═════ Exercise data ═════

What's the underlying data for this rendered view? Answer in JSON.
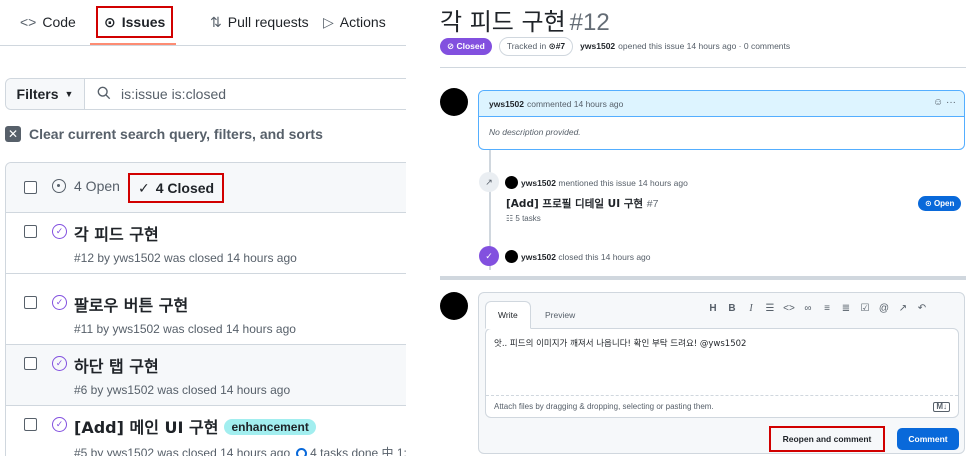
{
  "repo_nav": {
    "tabs": [
      {
        "label": "Code",
        "icon": "code-icon"
      },
      {
        "label": "Issues",
        "icon": "issue-open-icon"
      },
      {
        "label": "Pull requests",
        "icon": "git-pull-request-icon"
      },
      {
        "label": "Actions",
        "icon": "play-icon"
      }
    ],
    "selected": "Issues"
  },
  "filters": {
    "button_label": "Filters",
    "search_value": "is:issue is:closed"
  },
  "clear_query_label": "Clear current search query, filters, and sorts",
  "list_header": {
    "open_label": "4 Open",
    "closed_label": "4 Closed"
  },
  "issues": [
    {
      "title": "각 피드 구현",
      "meta": "#12 by yws1502 was closed 14 hours ago"
    },
    {
      "title": "팔로우 버튼 구현",
      "meta": "#11 by yws1502 was closed 14 hours ago"
    },
    {
      "title": "하단 탭 구현",
      "meta": "#6 by yws1502 was closed 14 hours ago"
    },
    {
      "title": "[Add] 메인 UI 구현",
      "label": "enhancement",
      "meta": "#5 by yws1502 was closed 14 hours ago",
      "tasks": "4 tasks done",
      "trail": "中 1:"
    }
  ],
  "issue_detail": {
    "title": "각 피드 구현",
    "number": "#12",
    "state_badge": "Closed",
    "tracked_prefix": "Tracked in",
    "tracked_ref": "#7",
    "author": "yws1502",
    "opened_text": "opened this issue 14 hours ago · 0 comments",
    "first_comment": {
      "author": "yws1502",
      "header_text": "commented 14 hours ago",
      "body": "No description provided."
    },
    "timeline": {
      "mention_author": "yws1502",
      "mention_text": "mentioned this issue 14 hours ago",
      "ref_title": "[Add] 프로필 디테일 UI 구현",
      "ref_number": "#7",
      "ref_tasks": "5 tasks",
      "ref_state": "Open",
      "closed_author": "yws1502",
      "closed_text": "closed this 14 hours ago"
    },
    "editor": {
      "tab_write": "Write",
      "tab_preview": "Preview",
      "toolbar": [
        "H",
        "B",
        "I",
        "quote",
        "code",
        "link",
        "ul",
        "ol",
        "task",
        "@",
        "ref",
        "reply"
      ],
      "text": "앗.. 피드의 이미지가 깨져서 나옵니다! 확인 부탁 드려요! @yws1502",
      "attach_hint": "Attach files by dragging & dropping, selecting or pasting them.",
      "reopen_button": "Reopen and comment",
      "comment_button": "Comment"
    }
  },
  "colors": {
    "accent_closed": "#8250df",
    "accent_open": "#0969da",
    "highlight_box": "#d10000",
    "label_enhancement": "#a2eeef"
  }
}
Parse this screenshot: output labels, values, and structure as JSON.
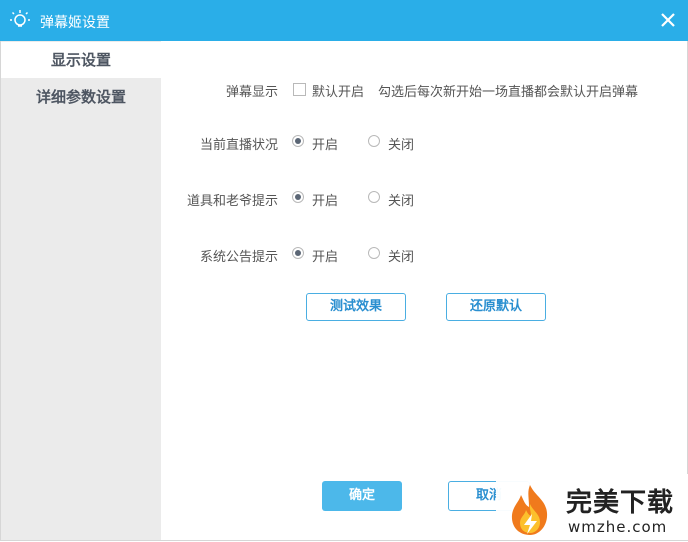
{
  "window": {
    "title": "弹幕姬设置",
    "icon": "lightbulb-icon",
    "close_icon": "close-icon",
    "accent": "#2aaee8"
  },
  "sidebar": {
    "items": [
      {
        "label": "显示设置",
        "active": true
      },
      {
        "label": "详细参数设置",
        "active": false
      }
    ]
  },
  "settings": {
    "danmaku_display": {
      "label": "弹幕显示",
      "checkbox_label": "默认开启",
      "checked": false,
      "hint": "勾选后每次新开始一场直播都会默认开启弹幕"
    },
    "live_status": {
      "label": "当前直播状况",
      "on_label": "开启",
      "off_label": "关闭",
      "value": "开启"
    },
    "props_tips": {
      "label": "道具和老爷提示",
      "on_label": "开启",
      "off_label": "关闭",
      "value": "开启"
    },
    "system_notice": {
      "label": "系统公告提示",
      "on_label": "开启",
      "off_label": "关闭",
      "value": "开启"
    }
  },
  "actions": {
    "test_label": "测试效果",
    "restore_label": "还原默认",
    "confirm_label": "确定",
    "cancel_label": "取消"
  },
  "watermark": {
    "title": "完美下载",
    "url": "wmzhe.com"
  }
}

═════

◆ **Exercise brief**: Among the lines of the listing, how many hold the string "meta"? Respond with only the number.

◆ **Solved problem**: 4